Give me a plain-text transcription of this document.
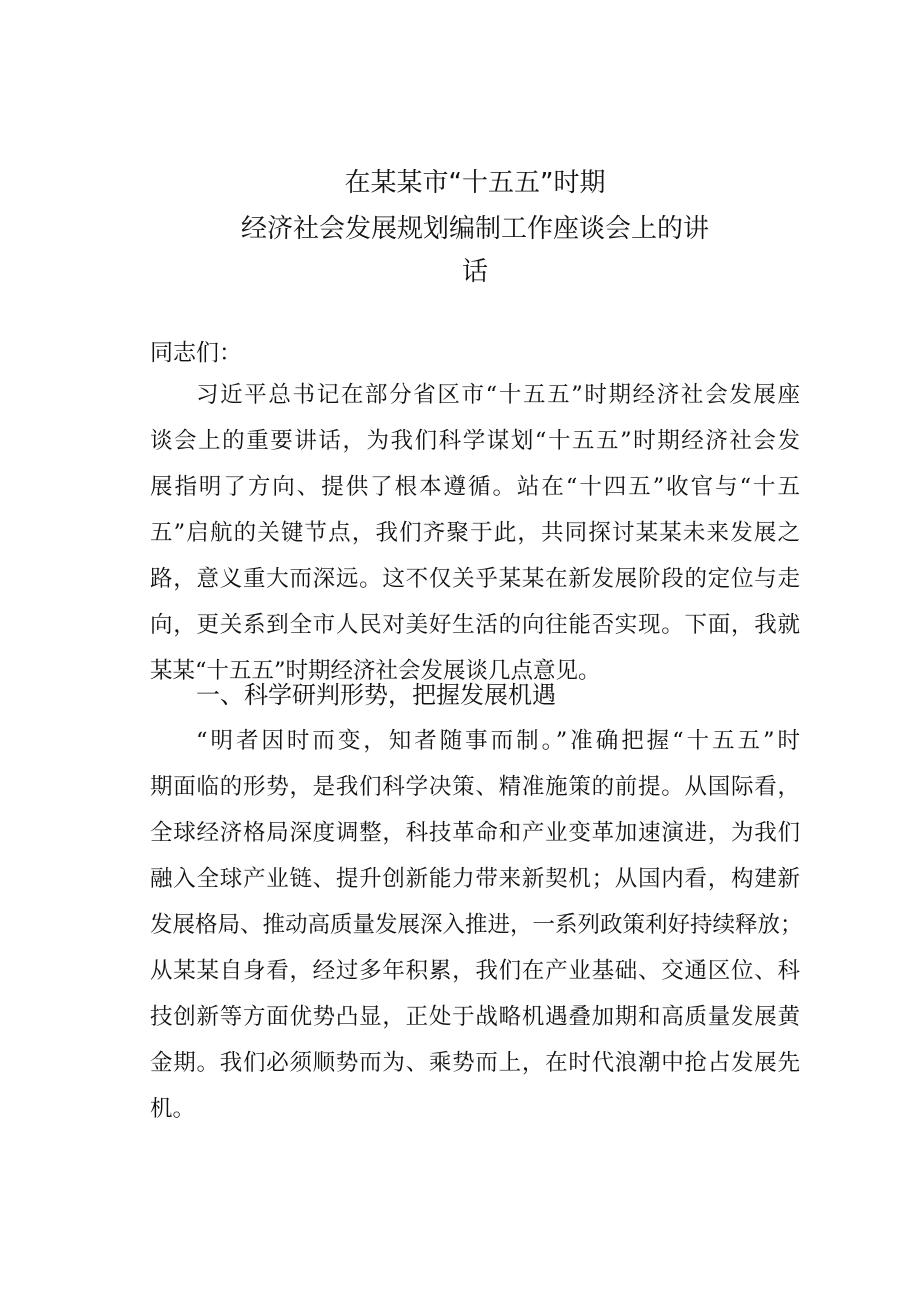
在某某市“十五五”时期
经济社会发展规划编制工作座谈会上的讲
话
同志们：
习近平总书记在部分省区市“十五五”时期经济社会发展座
谈会上的重要讲话，为我们科学谋划“十五五”时期经济社会发
展指明了方向、提供了根本遵循。站在“十四五”收官与“十五
五”启航的关键节点，我们齐聚于此，共同探讨某某未来发展之
路，意义重大而深远。这不仅关乎某某在新发展阶段的定位与走
向，更关系到全市人民对美好生活的向往能否实现。下面，我就
某某“十五五”时期经济社会发展谈几点意见。
一、科学研判形势，把握发展机遇
“明者因时而变，知者随事而制。”准确把握“十五五”时
期面临的形势，是我们科学决策、精准施策的前提。从国际看，
全球经济格局深度调整，科技革命和产业变革加速演进，为我们
融入全球产业链、提升创新能力带来新契机；从国内看，构建新
发展格局、推动高质量发展深入推进，一系列政策利好持续释放；
从某某自身看，经过多年积累，我们在产业基础、交通区位、科
技创新等方面优势凸显，正处于战略机遇叠加期和高质量发展黄
金期。我们必须顺势而为、乘势而上，在时代浪潮中抢占发展先
机。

* * * * *

Reproduce every entry word for word, but skip any pictures.

### EXERCISE RESULT
Give me a plain-text transcription of this document.
在某某市“十五五”时期
经济社会发展规划编制工作座谈会上的讲
话
同志们：
习近平总书记在部分省区市“十五五”时期经济社会发展座
谈会上的重要讲话，为我们科学谋划“十五五”时期经济社会发
展指明了方向、提供了根本遵循。站在“十四五”收官与“十五
五”启航的关键节点，我们齐聚于此，共同探讨某某未来发展之
路，意义重大而深远。这不仅关乎某某在新发展阶段的定位与走
向，更关系到全市人民对美好生活的向往能否实现。下面，我就
某某“十五五”时期经济社会发展谈几点意见。
一、科学研判形势，把握发展机遇
“明者因时而变，知者随事而制。”准确把握“十五五”时
期面临的形势，是我们科学决策、精准施策的前提。从国际看，
全球经济格局深度调整，科技革命和产业变革加速演进，为我们
融入全球产业链、提升创新能力带来新契机；从国内看，构建新
发展格局、推动高质量发展深入推进，一系列政策利好持续释放；
从某某自身看，经过多年积累，我们在产业基础、交通区位、科
技创新等方面优势凸显，正处于战略机遇叠加期和高质量发展黄
金期。我们必须顺势而为、乘势而上，在时代浪潮中抢占发展先
机。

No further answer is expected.